-- Start of SUPPLIED MATERIAL --
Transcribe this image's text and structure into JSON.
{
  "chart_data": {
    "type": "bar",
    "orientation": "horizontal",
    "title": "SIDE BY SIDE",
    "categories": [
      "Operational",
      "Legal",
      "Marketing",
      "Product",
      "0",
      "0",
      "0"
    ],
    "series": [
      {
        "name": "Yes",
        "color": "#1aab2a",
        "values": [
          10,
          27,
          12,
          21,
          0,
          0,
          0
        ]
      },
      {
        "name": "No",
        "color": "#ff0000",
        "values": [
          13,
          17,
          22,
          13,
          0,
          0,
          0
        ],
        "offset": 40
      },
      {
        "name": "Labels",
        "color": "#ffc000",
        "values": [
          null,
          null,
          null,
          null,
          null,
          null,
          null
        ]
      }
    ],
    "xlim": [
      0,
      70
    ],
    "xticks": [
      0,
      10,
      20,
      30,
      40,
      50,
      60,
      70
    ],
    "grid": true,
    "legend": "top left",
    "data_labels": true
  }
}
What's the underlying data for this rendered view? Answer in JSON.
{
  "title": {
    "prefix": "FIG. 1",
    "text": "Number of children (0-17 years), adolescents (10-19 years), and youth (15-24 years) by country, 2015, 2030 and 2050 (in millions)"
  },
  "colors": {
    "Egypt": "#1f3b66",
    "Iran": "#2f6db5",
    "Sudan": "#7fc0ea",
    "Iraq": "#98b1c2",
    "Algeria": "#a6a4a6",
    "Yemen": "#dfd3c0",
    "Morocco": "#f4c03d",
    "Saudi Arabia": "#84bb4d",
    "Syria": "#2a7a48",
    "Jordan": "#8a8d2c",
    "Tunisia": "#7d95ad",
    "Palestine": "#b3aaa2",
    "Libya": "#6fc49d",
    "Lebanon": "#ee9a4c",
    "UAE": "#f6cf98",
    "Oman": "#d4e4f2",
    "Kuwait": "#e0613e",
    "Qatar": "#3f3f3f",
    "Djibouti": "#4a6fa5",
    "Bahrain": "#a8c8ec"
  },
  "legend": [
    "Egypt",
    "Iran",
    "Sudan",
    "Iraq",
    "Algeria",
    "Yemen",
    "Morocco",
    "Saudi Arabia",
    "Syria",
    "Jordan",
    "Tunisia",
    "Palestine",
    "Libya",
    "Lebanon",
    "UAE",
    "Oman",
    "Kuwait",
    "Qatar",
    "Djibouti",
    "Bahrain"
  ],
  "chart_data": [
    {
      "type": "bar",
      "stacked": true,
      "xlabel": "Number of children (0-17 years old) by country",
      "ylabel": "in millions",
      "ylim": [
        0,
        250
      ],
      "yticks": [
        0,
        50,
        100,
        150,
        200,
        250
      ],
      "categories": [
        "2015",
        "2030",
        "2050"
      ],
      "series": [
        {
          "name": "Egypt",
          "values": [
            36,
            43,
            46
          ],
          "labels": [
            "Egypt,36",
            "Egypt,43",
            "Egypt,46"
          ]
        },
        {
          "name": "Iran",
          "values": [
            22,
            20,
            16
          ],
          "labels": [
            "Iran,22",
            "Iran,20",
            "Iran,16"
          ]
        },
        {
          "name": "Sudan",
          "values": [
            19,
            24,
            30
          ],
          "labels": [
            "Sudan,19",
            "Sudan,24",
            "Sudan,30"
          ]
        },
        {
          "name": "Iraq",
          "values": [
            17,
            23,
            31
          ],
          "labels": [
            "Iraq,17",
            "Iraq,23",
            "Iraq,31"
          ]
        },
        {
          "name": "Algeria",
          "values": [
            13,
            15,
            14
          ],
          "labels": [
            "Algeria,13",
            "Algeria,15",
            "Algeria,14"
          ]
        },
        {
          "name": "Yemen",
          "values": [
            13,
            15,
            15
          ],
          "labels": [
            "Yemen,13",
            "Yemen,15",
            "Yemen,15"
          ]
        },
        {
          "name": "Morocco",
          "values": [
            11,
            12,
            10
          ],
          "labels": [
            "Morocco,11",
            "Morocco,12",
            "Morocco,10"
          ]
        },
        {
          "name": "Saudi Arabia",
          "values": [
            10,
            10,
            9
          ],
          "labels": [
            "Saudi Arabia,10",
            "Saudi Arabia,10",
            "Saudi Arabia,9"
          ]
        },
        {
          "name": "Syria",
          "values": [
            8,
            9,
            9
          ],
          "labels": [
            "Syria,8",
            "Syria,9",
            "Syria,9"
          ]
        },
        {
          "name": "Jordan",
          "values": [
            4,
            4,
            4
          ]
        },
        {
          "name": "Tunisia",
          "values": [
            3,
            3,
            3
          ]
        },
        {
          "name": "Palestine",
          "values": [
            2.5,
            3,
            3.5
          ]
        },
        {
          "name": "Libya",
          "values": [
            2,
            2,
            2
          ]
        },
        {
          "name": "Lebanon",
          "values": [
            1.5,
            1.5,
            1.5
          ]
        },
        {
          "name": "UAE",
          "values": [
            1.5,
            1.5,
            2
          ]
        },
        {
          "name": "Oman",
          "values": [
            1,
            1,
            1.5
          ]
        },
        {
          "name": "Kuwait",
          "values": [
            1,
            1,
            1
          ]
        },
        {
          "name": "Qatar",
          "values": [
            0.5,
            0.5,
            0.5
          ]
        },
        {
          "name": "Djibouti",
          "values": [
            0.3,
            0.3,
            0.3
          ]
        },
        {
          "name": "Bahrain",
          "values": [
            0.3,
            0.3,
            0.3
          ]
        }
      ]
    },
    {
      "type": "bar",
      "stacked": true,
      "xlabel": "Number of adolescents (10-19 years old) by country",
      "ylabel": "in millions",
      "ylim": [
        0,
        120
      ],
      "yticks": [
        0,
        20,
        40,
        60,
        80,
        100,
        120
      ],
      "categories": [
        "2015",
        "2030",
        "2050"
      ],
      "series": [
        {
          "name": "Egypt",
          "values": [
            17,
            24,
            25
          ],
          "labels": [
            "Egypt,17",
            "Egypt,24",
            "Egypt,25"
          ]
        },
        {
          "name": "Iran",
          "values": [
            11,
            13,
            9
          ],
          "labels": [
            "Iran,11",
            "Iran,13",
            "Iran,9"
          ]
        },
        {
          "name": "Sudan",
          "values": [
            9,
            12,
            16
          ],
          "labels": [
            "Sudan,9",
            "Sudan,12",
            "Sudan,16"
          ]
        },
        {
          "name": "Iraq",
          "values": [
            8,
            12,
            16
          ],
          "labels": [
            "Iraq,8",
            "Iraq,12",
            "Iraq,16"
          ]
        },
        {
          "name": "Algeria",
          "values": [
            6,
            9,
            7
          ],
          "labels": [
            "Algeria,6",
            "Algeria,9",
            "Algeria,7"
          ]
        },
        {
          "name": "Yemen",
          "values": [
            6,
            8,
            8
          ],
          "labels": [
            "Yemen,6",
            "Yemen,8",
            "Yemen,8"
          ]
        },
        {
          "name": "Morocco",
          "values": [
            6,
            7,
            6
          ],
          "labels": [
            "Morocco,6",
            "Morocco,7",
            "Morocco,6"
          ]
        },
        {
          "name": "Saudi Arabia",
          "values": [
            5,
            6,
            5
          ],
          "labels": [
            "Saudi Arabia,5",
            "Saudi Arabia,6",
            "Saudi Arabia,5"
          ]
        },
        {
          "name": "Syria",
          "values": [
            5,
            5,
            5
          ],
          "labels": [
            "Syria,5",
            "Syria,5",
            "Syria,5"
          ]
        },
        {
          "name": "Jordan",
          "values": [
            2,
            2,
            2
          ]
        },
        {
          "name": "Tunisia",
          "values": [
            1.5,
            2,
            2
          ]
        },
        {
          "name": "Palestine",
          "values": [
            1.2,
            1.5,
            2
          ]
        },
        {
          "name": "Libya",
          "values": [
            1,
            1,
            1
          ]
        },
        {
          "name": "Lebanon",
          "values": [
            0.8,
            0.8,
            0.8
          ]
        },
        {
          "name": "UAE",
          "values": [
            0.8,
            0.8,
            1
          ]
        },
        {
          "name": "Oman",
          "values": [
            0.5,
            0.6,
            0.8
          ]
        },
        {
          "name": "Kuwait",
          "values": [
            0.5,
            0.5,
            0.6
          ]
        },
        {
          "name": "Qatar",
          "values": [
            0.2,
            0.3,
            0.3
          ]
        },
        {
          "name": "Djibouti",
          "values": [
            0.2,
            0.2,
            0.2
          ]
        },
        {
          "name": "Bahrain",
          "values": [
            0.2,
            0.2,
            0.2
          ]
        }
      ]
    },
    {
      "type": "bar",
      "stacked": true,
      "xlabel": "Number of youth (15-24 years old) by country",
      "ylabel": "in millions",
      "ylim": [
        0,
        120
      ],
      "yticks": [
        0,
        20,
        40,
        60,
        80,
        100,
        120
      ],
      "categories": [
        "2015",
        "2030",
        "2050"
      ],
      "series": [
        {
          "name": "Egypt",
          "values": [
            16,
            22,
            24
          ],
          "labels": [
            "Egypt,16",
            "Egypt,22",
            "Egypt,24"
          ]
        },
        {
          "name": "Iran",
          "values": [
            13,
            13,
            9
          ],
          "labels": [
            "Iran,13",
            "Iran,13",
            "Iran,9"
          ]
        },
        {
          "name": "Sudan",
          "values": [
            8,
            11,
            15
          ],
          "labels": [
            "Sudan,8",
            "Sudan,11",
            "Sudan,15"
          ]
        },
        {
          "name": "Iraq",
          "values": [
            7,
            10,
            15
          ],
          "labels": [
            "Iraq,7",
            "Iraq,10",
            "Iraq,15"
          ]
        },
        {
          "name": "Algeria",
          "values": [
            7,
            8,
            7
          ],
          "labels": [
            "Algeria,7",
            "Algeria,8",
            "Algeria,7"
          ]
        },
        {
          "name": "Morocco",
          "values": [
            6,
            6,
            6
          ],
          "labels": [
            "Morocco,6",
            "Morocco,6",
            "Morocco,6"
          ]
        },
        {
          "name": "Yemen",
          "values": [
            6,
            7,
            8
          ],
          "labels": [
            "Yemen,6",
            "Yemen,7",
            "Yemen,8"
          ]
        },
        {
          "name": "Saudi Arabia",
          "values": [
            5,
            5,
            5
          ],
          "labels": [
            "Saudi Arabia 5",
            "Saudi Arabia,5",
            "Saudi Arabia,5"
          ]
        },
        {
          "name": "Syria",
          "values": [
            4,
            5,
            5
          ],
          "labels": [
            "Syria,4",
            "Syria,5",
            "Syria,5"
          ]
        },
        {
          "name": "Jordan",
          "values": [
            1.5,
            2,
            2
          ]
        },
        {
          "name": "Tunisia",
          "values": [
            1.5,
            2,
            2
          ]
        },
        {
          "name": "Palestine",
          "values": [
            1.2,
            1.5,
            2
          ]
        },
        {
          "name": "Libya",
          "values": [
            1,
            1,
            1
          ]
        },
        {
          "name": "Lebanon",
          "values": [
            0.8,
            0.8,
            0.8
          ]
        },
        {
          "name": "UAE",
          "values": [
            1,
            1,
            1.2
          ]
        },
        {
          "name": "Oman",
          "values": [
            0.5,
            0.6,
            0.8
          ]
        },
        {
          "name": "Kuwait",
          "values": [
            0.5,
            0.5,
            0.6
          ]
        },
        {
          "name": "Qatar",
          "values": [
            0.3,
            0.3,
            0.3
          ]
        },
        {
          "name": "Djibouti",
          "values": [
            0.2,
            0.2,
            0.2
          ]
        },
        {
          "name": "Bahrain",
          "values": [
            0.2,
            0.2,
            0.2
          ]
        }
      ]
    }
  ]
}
-- End of SUPPLIED MATERIAL --
• _EXERCISE GOAL_
Review the preceding data and report every line that includes the string "JSON".

• _TASK SOLUTION_
Transcribe this image's text and structure into JSON.
What's the underlying data for this rendered view? Answer in JSON.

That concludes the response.